=== EXTRACTED INFORMATION ===
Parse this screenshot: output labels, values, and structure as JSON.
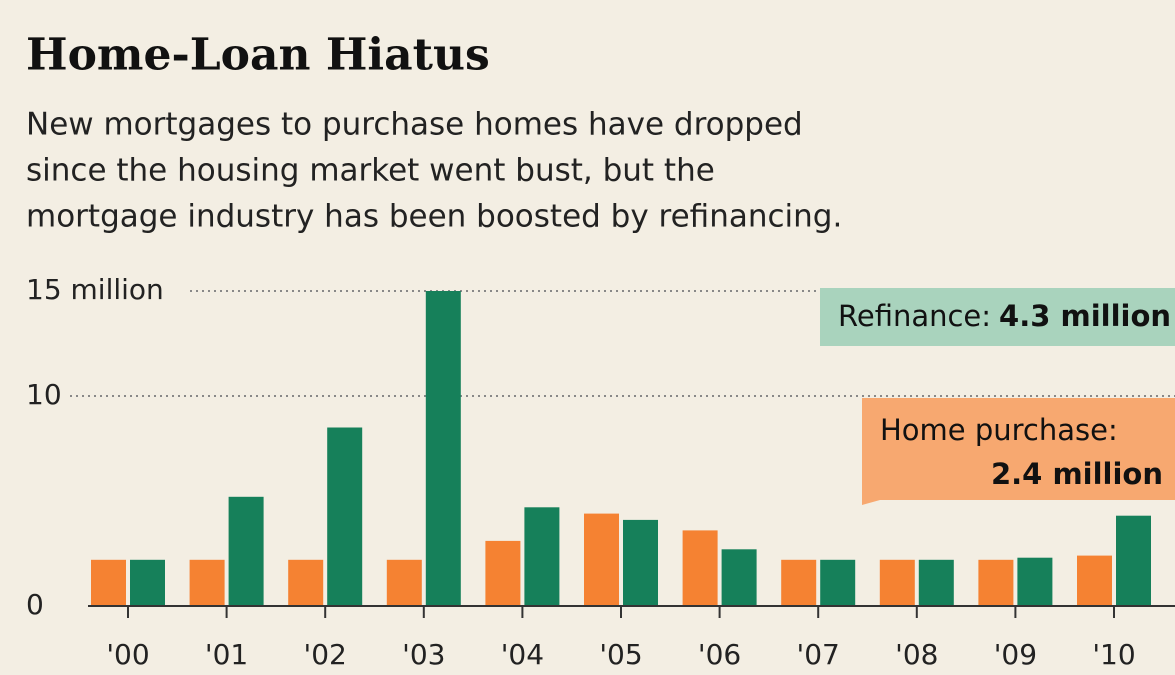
{
  "chart_data": {
    "type": "bar",
    "title": "Home-Loan Hiatus",
    "subtitle": [
      "New mortgages to purchase homes have dropped",
      "since the housing market went bust, but the",
      "mortgage industry has been boosted by refinancing."
    ],
    "categories": [
      "'00",
      "'01",
      "'02",
      "'03",
      "'04",
      "'05",
      "'06",
      "'07",
      "'08",
      "'09",
      "'10"
    ],
    "series": [
      {
        "name": "Home purchase:",
        "color": "#f58232",
        "values": [
          2.2,
          2.2,
          2.2,
          2.2,
          3.1,
          4.4,
          3.6,
          2.2,
          2.2,
          2.2,
          2.4
        ],
        "value_labels": [
          null,
          null,
          null,
          null,
          null,
          null,
          null,
          null,
          null,
          null,
          "2.4 million"
        ]
      },
      {
        "name": "Refinance:",
        "color": "#16805a",
        "values": [
          2.2,
          5.2,
          8.5,
          15,
          4.7,
          4.1,
          2.7,
          2.2,
          2.2,
          2.3,
          4.3
        ],
        "value_labels": [
          null,
          null,
          null,
          null,
          null,
          null,
          null,
          null,
          null,
          null,
          "4.3 million"
        ]
      }
    ],
    "ylim": [
      0,
      15
    ],
    "yticks": [
      0,
      10,
      {
        "value": 15,
        "label": "15 million"
      }
    ],
    "grid": true
  }
}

=== DESCRIPTION OF THE TASK ===
All of the data above should be transcribed verbatim, with pictures omitted.

=== EXERCISE SOLUTION ===
Parse this screenshot: output labels, values, and structure as JSON.
{
  "chart_data": {
    "type": "bar",
    "title": "Home-Loan Hiatus",
    "subtitle": [
      "New mortgages to purchase homes have dropped",
      "since the housing market went bust, but the",
      "mortgage industry has been boosted by refinancing."
    ],
    "categories": [
      "'00",
      "'01",
      "'02",
      "'03",
      "'04",
      "'05",
      "'06",
      "'07",
      "'08",
      "'09",
      "'10"
    ],
    "series": [
      {
        "name": "Home purchase:",
        "color": "#f58232",
        "values": [
          2.2,
          2.2,
          2.2,
          2.2,
          3.1,
          4.4,
          3.6,
          2.2,
          2.2,
          2.2,
          2.4
        ],
        "value_labels": [
          null,
          null,
          null,
          null,
          null,
          null,
          null,
          null,
          null,
          null,
          "2.4 million"
        ]
      },
      {
        "name": "Refinance:",
        "color": "#16805a",
        "values": [
          2.2,
          5.2,
          8.5,
          15,
          4.7,
          4.1,
          2.7,
          2.2,
          2.2,
          2.3,
          4.3
        ],
        "value_labels": [
          null,
          null,
          null,
          null,
          null,
          null,
          null,
          null,
          null,
          null,
          "4.3 million"
        ]
      }
    ],
    "ylim": [
      0,
      15
    ],
    "yticks": [
      0,
      10,
      {
        "value": 15,
        "label": "15 million"
      }
    ],
    "grid": true
  }
}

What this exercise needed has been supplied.